REQUIREMENT: In the listing below, find every line containing "Schuman" and copy it out.

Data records
--
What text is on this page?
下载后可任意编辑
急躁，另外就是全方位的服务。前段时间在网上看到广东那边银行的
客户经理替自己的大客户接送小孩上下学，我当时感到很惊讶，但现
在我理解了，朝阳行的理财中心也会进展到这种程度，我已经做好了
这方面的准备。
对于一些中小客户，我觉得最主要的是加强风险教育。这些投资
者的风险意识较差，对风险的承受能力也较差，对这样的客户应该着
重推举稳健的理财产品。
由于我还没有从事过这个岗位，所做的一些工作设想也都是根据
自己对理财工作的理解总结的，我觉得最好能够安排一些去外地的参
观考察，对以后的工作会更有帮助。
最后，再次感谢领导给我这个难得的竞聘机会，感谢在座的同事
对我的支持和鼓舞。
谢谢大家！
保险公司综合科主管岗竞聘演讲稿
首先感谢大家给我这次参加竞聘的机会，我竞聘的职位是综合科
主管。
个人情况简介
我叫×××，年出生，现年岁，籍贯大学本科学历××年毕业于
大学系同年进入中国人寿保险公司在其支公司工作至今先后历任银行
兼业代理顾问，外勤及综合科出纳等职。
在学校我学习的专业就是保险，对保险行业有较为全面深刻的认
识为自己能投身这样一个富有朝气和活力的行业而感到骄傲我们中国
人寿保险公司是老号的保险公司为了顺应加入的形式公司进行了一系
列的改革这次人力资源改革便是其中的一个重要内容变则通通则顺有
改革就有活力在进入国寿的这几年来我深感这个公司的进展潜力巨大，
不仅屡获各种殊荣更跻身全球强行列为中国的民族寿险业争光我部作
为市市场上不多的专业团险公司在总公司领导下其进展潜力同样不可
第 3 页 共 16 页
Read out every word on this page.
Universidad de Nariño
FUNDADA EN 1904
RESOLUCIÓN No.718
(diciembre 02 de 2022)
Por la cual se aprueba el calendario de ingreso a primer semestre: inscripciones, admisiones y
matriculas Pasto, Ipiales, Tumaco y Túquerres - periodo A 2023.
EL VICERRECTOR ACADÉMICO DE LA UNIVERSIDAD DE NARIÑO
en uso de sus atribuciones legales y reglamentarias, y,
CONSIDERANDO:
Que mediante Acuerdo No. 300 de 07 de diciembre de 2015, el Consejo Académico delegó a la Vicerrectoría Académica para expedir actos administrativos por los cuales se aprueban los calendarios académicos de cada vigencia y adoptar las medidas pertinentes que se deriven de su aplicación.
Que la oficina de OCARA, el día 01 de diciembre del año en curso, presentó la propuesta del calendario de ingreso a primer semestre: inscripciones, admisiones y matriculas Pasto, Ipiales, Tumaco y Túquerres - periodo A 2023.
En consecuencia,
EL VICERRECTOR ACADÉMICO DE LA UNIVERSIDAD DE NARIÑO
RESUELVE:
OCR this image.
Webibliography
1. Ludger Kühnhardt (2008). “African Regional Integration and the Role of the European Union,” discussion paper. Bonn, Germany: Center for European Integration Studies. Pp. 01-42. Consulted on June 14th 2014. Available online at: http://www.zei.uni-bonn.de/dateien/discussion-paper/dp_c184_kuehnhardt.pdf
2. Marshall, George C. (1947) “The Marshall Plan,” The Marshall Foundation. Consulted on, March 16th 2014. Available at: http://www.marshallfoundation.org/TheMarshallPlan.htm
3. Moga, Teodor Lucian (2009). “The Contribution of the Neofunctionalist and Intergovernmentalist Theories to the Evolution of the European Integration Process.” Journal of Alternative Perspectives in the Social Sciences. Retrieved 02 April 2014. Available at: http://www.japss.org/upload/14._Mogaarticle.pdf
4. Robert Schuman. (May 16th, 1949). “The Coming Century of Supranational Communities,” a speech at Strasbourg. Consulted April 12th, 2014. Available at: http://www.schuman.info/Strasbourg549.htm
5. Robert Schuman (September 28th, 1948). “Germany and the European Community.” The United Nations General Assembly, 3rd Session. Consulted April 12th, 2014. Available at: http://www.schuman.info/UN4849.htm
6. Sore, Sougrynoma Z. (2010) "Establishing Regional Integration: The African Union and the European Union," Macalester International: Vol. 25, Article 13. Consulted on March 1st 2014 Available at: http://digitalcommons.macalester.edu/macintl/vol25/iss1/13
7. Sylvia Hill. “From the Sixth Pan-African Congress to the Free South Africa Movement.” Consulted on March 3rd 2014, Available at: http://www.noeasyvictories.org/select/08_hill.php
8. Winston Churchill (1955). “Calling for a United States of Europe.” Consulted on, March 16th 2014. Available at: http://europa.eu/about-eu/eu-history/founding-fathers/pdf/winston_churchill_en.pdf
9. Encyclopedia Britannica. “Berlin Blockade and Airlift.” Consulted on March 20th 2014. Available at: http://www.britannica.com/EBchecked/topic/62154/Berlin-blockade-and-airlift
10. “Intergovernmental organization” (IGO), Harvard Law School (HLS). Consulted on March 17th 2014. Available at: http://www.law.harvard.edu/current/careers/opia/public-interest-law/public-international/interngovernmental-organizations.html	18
--
RIGHT ANSWER:
4. Robert Schuman. (May 16th, 1949). “The Coming Century of Supranational Communities,” a speech at Strasbourg. Consulted April 12th, 2014. Available at: http://www.schuman.info/Strasbourg549.htm
5. Robert Schuman (September 28th, 1948). “Germany and the European Community.” The United Nations General Assembly, 3rd Session. Consulted April 12th, 2014. Available at: http://www.schuman.info/UN4849.htm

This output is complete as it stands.